* [Parts of the exercise]
• A. In the forum thread about Simple HTML DOM, which method did the person with the same issue use to get only the first-level items?
• B. Copy the forum thread about Simple HTML DOM word for word, from "I have one nasty" to "first level items.".

* [Passage to read]
┌──
Fellas!
I have one nasty page to parse but can't figure out how to extract correct data blocks from it using Simple HTML DOM, because it has no CSS child selector support.
HTML:
<ul class="ul-block">
<li>xxx</li>
<li>xxx</li>
<li>
<ul>
<li>xxx2</li>
</ul>
</ul>
How would I extract (direct) child li elements of parent ul.ul-block?
The $node->find('ul[class=ul-block] > li'); doesn't work and $node->find('ul[class=ul-block] li'); ofc finds also nested descandant li elements :(
I had the same issue, and used the children method to grab just the first level items.
└──
* [Information supplied]
┌──
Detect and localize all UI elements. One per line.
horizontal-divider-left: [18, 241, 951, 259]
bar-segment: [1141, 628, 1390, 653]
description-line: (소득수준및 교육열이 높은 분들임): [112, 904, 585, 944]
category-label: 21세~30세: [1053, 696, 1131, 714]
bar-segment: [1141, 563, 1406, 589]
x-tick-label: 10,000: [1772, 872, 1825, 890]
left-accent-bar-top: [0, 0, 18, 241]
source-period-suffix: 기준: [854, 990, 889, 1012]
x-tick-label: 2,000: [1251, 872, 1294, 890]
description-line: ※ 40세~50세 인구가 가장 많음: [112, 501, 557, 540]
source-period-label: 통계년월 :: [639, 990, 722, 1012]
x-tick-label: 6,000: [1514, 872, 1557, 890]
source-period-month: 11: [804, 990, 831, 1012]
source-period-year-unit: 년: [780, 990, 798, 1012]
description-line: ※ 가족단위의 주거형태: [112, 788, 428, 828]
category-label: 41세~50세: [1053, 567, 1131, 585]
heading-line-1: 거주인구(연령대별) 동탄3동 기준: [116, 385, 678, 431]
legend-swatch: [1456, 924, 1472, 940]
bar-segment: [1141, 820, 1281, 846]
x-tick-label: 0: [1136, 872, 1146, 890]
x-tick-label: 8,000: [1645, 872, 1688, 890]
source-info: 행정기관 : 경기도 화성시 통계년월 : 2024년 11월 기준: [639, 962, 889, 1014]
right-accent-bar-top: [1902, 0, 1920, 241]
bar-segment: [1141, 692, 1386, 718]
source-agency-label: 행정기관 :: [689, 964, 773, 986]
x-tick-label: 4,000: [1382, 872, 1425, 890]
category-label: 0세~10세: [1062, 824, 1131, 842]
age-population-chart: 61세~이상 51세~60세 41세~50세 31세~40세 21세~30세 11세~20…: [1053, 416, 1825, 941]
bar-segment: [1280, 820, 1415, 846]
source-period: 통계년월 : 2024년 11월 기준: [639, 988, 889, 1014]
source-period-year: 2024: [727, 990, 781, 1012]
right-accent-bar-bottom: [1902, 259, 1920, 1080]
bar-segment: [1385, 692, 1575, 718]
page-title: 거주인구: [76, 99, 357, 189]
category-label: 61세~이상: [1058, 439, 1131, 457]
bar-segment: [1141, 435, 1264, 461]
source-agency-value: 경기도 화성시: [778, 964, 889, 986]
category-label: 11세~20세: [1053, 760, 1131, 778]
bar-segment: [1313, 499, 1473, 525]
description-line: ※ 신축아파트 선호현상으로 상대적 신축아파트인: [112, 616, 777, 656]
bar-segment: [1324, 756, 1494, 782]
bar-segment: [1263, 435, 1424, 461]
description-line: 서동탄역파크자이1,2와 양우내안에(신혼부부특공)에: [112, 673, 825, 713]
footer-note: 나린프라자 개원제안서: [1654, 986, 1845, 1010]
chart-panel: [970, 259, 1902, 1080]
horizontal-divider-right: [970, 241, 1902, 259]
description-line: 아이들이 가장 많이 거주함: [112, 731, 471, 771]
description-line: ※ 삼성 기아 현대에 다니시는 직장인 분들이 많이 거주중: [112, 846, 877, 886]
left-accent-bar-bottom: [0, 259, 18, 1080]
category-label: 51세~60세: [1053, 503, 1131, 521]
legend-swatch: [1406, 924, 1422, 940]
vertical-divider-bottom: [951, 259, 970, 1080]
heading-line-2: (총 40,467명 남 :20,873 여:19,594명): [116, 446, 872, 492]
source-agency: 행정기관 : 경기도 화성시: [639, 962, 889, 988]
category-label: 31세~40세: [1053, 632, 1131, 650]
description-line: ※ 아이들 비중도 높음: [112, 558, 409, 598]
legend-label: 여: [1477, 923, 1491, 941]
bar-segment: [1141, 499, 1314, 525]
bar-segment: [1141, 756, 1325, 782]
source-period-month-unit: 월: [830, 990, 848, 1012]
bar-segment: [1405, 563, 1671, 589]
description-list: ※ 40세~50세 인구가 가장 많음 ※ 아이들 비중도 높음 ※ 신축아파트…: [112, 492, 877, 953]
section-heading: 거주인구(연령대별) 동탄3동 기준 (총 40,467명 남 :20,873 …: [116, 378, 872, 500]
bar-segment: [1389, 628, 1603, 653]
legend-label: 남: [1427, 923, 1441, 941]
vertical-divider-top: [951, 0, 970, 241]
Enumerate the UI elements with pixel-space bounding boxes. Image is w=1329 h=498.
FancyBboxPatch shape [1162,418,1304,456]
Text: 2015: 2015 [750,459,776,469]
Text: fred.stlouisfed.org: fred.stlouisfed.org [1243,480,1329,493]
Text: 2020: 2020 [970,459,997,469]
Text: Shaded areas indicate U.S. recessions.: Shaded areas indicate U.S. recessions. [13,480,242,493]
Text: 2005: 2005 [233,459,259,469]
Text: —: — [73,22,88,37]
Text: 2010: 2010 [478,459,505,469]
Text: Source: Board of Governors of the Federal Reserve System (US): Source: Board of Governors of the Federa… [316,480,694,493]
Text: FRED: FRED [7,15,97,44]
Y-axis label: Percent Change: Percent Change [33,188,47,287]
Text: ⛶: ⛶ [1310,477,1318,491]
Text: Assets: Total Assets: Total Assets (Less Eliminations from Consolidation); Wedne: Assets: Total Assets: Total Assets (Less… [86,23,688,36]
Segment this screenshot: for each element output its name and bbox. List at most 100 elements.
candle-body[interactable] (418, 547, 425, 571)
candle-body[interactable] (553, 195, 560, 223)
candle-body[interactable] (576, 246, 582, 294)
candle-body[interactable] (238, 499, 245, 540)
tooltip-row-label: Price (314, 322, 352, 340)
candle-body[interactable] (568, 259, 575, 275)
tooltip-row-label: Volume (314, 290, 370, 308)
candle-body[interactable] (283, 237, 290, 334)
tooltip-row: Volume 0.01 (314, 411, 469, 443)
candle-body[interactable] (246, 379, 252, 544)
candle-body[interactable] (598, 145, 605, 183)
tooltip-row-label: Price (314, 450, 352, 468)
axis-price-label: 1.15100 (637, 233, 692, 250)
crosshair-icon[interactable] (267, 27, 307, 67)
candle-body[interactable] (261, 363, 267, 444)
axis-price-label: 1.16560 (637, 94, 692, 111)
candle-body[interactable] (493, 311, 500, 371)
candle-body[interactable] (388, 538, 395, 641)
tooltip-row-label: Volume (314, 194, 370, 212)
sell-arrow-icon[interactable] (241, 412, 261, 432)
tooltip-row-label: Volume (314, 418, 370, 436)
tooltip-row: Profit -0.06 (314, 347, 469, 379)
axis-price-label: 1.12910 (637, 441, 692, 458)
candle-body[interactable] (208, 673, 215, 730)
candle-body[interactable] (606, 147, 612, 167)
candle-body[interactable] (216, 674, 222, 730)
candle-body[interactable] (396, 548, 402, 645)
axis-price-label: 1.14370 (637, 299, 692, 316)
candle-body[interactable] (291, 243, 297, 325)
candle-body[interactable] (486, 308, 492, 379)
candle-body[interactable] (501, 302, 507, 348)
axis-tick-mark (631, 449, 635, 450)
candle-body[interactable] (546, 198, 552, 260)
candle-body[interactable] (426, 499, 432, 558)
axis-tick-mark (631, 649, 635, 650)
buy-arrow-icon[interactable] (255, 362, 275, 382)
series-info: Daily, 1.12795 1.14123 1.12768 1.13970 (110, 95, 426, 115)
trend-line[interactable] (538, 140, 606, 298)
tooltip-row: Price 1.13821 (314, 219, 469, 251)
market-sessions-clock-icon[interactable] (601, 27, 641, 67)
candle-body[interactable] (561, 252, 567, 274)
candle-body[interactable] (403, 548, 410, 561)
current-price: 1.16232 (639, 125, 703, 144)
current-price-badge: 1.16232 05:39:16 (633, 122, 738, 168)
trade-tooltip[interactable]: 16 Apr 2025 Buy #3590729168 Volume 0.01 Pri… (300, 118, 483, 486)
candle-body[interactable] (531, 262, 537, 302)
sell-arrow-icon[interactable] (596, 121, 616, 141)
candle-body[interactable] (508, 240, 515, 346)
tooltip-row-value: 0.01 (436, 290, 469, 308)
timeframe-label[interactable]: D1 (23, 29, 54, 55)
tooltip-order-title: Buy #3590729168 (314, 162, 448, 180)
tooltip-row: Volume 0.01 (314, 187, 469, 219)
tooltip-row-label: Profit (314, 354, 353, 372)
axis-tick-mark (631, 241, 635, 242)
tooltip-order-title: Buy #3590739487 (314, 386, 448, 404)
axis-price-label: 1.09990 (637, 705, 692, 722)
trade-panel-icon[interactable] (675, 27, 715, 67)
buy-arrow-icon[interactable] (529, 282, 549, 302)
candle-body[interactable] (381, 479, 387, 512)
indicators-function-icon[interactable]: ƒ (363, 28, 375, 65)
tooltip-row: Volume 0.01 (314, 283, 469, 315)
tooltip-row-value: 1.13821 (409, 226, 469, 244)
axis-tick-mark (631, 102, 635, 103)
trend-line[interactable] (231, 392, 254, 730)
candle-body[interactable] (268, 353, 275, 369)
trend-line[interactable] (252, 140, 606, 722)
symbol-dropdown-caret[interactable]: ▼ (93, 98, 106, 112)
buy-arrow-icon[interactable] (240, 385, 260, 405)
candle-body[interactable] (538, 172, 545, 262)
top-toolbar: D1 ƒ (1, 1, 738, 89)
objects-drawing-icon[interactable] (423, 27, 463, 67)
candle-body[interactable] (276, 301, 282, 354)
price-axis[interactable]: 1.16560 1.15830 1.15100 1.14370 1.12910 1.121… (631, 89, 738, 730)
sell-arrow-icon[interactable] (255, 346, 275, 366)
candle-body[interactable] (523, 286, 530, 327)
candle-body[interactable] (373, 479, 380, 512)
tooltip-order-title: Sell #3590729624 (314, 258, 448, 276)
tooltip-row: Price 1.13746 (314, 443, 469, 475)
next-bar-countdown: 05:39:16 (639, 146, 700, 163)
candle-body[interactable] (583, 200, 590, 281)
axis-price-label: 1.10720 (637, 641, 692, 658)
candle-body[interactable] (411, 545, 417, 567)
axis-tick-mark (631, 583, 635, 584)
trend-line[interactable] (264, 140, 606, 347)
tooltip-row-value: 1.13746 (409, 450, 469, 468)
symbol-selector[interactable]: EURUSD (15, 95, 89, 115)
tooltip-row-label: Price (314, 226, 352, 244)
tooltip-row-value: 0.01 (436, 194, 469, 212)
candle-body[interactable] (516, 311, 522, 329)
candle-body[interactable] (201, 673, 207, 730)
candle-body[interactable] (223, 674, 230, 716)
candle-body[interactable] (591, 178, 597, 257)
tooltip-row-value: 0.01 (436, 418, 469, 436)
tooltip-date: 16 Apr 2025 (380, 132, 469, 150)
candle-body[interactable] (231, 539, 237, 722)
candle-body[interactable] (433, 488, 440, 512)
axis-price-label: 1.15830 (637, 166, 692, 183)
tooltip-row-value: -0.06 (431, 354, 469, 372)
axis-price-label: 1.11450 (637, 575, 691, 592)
└──
* [Answers provided]
• A. The children method.

• B.
I have one nasty page to parse but can't figure out how to extract correct data blocks from it using Simple HTML DOM, because it has no CSS child selector support.
HTML:
<ul class="ul-block">
<li>xxx</li>
<li>xxx</li>
<li>
<ul>
<li>xxx2</li>
</ul>
</ul>
How would I extract (direct) child li elements of parent ul.ul-block?
The $node->find('ul[class=ul-block] > li'); doesn't work and $node->find('ul[class=ul-block] li'); ofc finds also nested descandant li elements :(
I had the same issue, and used the children method to grab just the first level items.